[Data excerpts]
** begin **

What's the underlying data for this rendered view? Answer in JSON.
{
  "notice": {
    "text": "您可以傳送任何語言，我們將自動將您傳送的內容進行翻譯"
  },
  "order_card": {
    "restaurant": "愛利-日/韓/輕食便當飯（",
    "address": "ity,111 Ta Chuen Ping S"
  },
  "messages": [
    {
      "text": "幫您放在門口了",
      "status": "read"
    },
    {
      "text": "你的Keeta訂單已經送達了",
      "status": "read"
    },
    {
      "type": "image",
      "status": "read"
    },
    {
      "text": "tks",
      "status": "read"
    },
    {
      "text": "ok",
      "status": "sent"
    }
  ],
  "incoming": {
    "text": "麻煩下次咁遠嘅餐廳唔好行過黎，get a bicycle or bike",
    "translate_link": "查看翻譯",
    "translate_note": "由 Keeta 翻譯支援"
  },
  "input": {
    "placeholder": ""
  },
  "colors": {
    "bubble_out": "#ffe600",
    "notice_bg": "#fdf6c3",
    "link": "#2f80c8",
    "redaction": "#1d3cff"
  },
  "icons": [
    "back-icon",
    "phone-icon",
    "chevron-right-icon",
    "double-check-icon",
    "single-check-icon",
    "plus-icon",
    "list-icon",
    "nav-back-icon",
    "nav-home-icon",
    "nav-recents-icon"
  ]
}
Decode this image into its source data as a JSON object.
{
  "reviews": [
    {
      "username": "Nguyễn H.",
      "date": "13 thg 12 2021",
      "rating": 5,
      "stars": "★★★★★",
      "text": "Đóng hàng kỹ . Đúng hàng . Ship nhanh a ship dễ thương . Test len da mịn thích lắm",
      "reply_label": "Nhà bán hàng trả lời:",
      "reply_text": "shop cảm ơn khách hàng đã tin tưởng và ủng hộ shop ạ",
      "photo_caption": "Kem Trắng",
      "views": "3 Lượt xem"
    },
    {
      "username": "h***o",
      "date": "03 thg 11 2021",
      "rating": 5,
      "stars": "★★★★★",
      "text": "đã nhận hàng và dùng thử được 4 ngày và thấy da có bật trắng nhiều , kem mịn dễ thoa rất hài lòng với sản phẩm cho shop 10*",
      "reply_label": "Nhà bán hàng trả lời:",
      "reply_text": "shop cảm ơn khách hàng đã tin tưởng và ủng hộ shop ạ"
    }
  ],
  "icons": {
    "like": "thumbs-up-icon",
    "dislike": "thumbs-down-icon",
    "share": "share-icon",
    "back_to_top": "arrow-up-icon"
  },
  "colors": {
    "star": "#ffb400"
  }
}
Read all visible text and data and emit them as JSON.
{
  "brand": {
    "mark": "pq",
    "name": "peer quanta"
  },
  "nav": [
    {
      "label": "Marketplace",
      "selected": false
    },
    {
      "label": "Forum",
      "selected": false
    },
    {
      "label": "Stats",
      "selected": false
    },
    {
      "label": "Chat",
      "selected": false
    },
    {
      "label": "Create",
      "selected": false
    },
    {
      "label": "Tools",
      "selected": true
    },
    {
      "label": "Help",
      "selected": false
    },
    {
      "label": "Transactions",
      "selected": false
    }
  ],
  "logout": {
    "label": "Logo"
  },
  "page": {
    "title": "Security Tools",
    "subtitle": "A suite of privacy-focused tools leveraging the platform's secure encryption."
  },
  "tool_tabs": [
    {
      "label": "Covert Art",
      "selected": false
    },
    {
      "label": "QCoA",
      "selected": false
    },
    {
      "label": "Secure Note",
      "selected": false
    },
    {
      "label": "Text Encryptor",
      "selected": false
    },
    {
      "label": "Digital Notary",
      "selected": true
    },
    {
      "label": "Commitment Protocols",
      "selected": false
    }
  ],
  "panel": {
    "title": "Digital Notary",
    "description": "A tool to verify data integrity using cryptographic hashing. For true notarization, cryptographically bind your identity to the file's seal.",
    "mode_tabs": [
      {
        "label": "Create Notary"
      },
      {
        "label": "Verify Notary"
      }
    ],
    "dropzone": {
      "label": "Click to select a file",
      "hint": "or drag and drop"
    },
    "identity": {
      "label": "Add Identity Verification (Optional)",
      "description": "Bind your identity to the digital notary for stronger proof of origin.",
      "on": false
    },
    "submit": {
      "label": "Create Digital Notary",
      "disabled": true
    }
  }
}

** end **

## Task to complete
From the first line to the last, please quote the material above exactly.

## Solution to this exercise
What's the underlying data for this rendered view? Answer in JSON.
{
  "notice": {
    "text": "您可以傳送任何語言，我們將自動將您傳送的內容進行翻譯"
  },
  "order_card": {
    "restaurant": "愛利-日/韓/輕食便當飯（",
    "address": "ity,111 Ta Chuen Ping S"
  },
  "messages": [
    {
      "text": "幫您放在門口了",
      "status": "read"
    },
    {
      "text": "你的Keeta訂單已經送達了",
      "status": "read"
    },
    {
      "type": "image",
      "status": "read"
    },
    {
      "text": "tks",
      "status": "read"
    },
    {
      "text": "ok",
      "status": "sent"
    }
  ],
  "incoming": {
    "text": "麻煩下次咁遠嘅餐廳唔好行過黎，get a bicycle or bike",
    "translate_link": "查看翻譯",
    "translate_note": "由 Keeta 翻譯支援"
  },
  "input": {
    "placeholder": ""
  },
  "colors": {
    "bubble_out": "#ffe600",
    "notice_bg": "#fdf6c3",
    "link": "#2f80c8",
    "redaction": "#1d3cff"
  },
  "icons": [
    "back-icon",
    "phone-icon",
    "chevron-right-icon",
    "double-check-icon",
    "single-check-icon",
    "plus-icon",
    "list-icon",
    "nav-back-icon",
    "nav-home-icon",
    "nav-recents-icon"
  ]
}
Decode this image into its source data as a JSON object.
{
  "reviews": [
    {
      "username": "Nguyễn H.",
      "date": "13 thg 12 2021",
      "rating": 5,
      "stars": "★★★★★",
      "text": "Đóng hàng kỹ . Đúng hàng . Ship nhanh a ship dễ thương . Test len da mịn thích lắm",
      "reply_label": "Nhà bán hàng trả lời:",
      "reply_text": "shop cảm ơn khách hàng đã tin tưởng và ủng hộ shop ạ",
      "photo_caption": "Kem Trắng",
      "views": "3 Lượt xem"
    },
    {
      "username": "h***o",
      "date": "03 thg 11 2021",
      "rating": 5,
      "stars": "★★★★★",
      "text": "đã nhận hàng và dùng thử được 4 ngày và thấy da có bật trắng nhiều , kem mịn dễ thoa rất hài lòng với sản phẩm cho shop 10*",
      "reply_label": "Nhà bán hàng trả lời:",
      "reply_text": "shop cảm ơn khách hàng đã tin tưởng và ủng hộ shop ạ"
    }
  ],
  "icons": {
    "like": "thumbs-up-icon",
    "dislike": "thumbs-down-icon",
    "share": "share-icon",
    "back_to_top": "arrow-up-icon"
  },
  "colors": {
    "star": "#ffb400"
  }
}
Read all visible text and data and emit them as JSON.
{
  "brand": {
    "mark": "pq",
    "name": "peer quanta"
  },
  "nav": [
    {
      "label": "Marketplace",
      "selected": false
    },
    {
      "label": "Forum",
      "selected": false
    },
    {
      "label": "Stats",
      "selected": false
    },
    {
      "label": "Chat",
      "selected": false
    },
    {
      "label": "Create",
      "selected": false
    },
    {
      "label": "Tools",
      "selected": true
    },
    {
      "label": "Help",
      "selected": false
    },
    {
      "label": "Transactions",
      "selected": false
    }
  ],
  "logout": {
    "label": "Logo"
  },
  "page": {
    "title": "Security Tools",
    "subtitle": "A suite of privacy-focused tools leveraging the platform's secure encryption."
  },
  "tool_tabs": [
    {
      "label": "Covert Art",
      "selected": false
    },
    {
      "label": "QCoA",
      "selected": false
    },
    {
      "label": "Secure Note",
      "selected": false
    },
    {
      "label": "Text Encryptor",
      "selected": false
    },
    {
      "label": "Digital Notary",
      "selected": true
    },
    {
      "label": "Commitment Protocols",
      "selected": false
    }
  ],
  "panel": {
    "title": "Digital Notary",
    "description": "A tool to verify data integrity using cryptographic hashing. For true notarization, cryptographically bind your identity to the file's seal.",
    "mode_tabs": [
      {
        "label": "Create Notary"
      },
      {
        "label": "Verify Notary"
      }
    ],
    "dropzone": {
      "label": "Click to select a file",
      "hint": "or drag and drop"
    },
    "identity": {
      "label": "Add Identity Verification (Optional)",
      "description": "Bind your identity to the digital notary for stronger proof of origin.",
      "on": false
    },
    "submit": {
      "label": "Create Digital Notary",
      "disabled": true
    }
  }
}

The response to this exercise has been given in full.